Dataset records
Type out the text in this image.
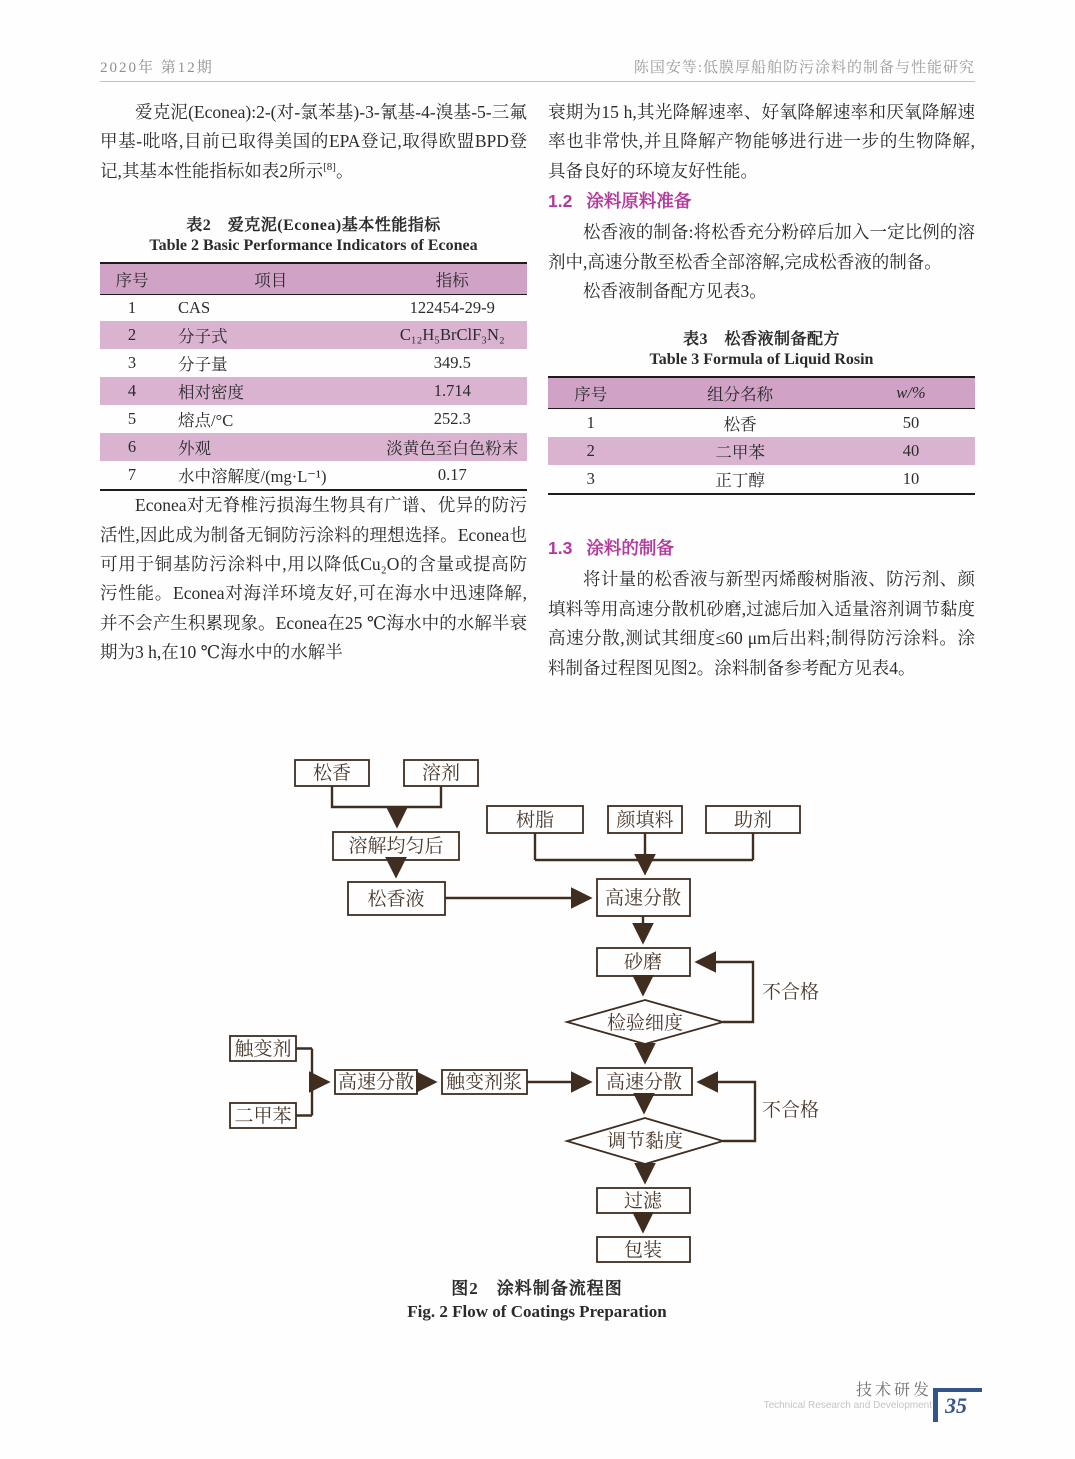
2020年 第12期	陈国安等:低膜厚船舶防污涂料的制备与性能研究

爱克泥(Econea):2-(对-氯苯基)-3-氰基-4-溴基-5-三氟甲基-吡咯,目前已取得美国的EPA登记,取得欧盟BPD登记,其基本性能指标如表2所示[8]。

表2　爱克泥(Econea)基本性能指标

Table 2 Basic Performance Indicators of Econea

序号	项目	指标
1	CAS	122454-29-9
2	分子式	C₁₂H₅BrClF₃N₂
3	分子量	349.5
4	相对密度	1.714
5	熔点/°C	252.3
6	外观	淡黄色至白色粉末
7	水中溶解度/(mg·L⁻¹)	0.17

Econea对无脊椎污损海生物具有广谱、优异的防污活性,因此成为制备无铜防污涂料的理想选择。Econea也可用于铜基防污涂料中,用以降低Cu₂O的含量或提高防污性能。Econea对海洋环境友好,可在海水中迅速降解,并不会产生积累现象。Econea在25 ℃海水中的水解半衰期为3 h,在10 ℃海水中的水解半

衰期为15 h,其光降解速率、好氧降解速率和厌氧降解速率也非常快,并且降解产物能够进行进一步的生物降解,具备良好的环境友好性能。

1.2 涂料原料准备

松香液的制备:将松香充分粉碎后加入一定比例的溶剂中,高速分散至松香全部溶解,完成松香液的制备。

松香液制备配方见表3。

表3　松香液制备配方

Table 3 Formula of Liquid Rosin

序号	组分名称	w/%
1	松香	50
2	二甲苯	40
3	正丁醇	10
1.3 涂料的制备

将计量的松香液与新型丙烯酸树脂液、防污剂、颜填料等用高速分散机砂磨,过滤后加入适量溶剂调节黏度高速分散,测试其细度≤60 μm后出料;制得防污涂料。涂料制备过程图见图2。涂料制备参考配方见表4。

松香	溶剂
溶解均匀后
松香液
树脂	颜填料	助剂
高速分散
砂磨
检验细度
触变剂
二甲苯
高速分散 触变剂浆	高速分散
调节黏度
过滤
包装
不合格
不合格

图2　涂料制备流程图

Fig. 2 Flow of Coatings Preparation

技术研发
Technical Research and Development 35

What needs to be done:
Your copy of the data above should match it exactly, except that pictures are left out.

Solution to the problem:
Type out the text in this image.
2020年 第12期	陈国安等:低膜厚船舶防污涂料的制备与性能研究

爱克泥(Econea):2-(对-氯苯基)-3-氰基-4-溴基-5-三氟甲基-吡咯,目前已取得美国的EPA登记,取得欧盟BPD登记,其基本性能指标如表2所示[8]。

表2　爱克泥(Econea)基本性能指标

Table 2 Basic Performance Indicators of Econea

序号	项目	指标
1	CAS	122454-29-9
2	分子式	C₁₂H₅BrClF₃N₂
3	分子量	349.5
4	相对密度	1.714
5	熔点/°C	252.3
6	外观	淡黄色至白色粉末
7	水中溶解度/(mg·L⁻¹)	0.17

Econea对无脊椎污损海生物具有广谱、优异的防污活性,因此成为制备无铜防污涂料的理想选择。Econea也可用于铜基防污涂料中,用以降低Cu₂O的含量或提高防污性能。Econea对海洋环境友好,可在海水中迅速降解,并不会产生积累现象。Econea在25 ℃海水中的水解半衰期为3 h,在10 ℃海水中的水解半

衰期为15 h,其光降解速率、好氧降解速率和厌氧降解速率也非常快,并且降解产物能够进行进一步的生物降解,具备良好的环境友好性能。

1.2 涂料原料准备

松香液的制备:将松香充分粉碎后加入一定比例的溶剂中,高速分散至松香全部溶解,完成松香液的制备。

松香液制备配方见表3。

表3　松香液制备配方

Table 3 Formula of Liquid Rosin

序号	组分名称	w/%
1	松香	50
2	二甲苯	40
3	正丁醇	10
1.3 涂料的制备

将计量的松香液与新型丙烯酸树脂液、防污剂、颜填料等用高速分散机砂磨,过滤后加入适量溶剂调节黏度高速分散,测试其细度≤60 μm后出料;制得防污涂料。涂料制备过程图见图2。涂料制备参考配方见表4。

松香	溶剂
溶解均匀后
松香液
树脂	颜填料	助剂
高速分散
砂磨
检验细度
触变剂
二甲苯
高速分散 触变剂浆	高速分散
调节黏度
过滤
包装
不合格
不合格

图2　涂料制备流程图

Fig. 2 Flow of Coatings Preparation

技术研发
Technical Research and Development 35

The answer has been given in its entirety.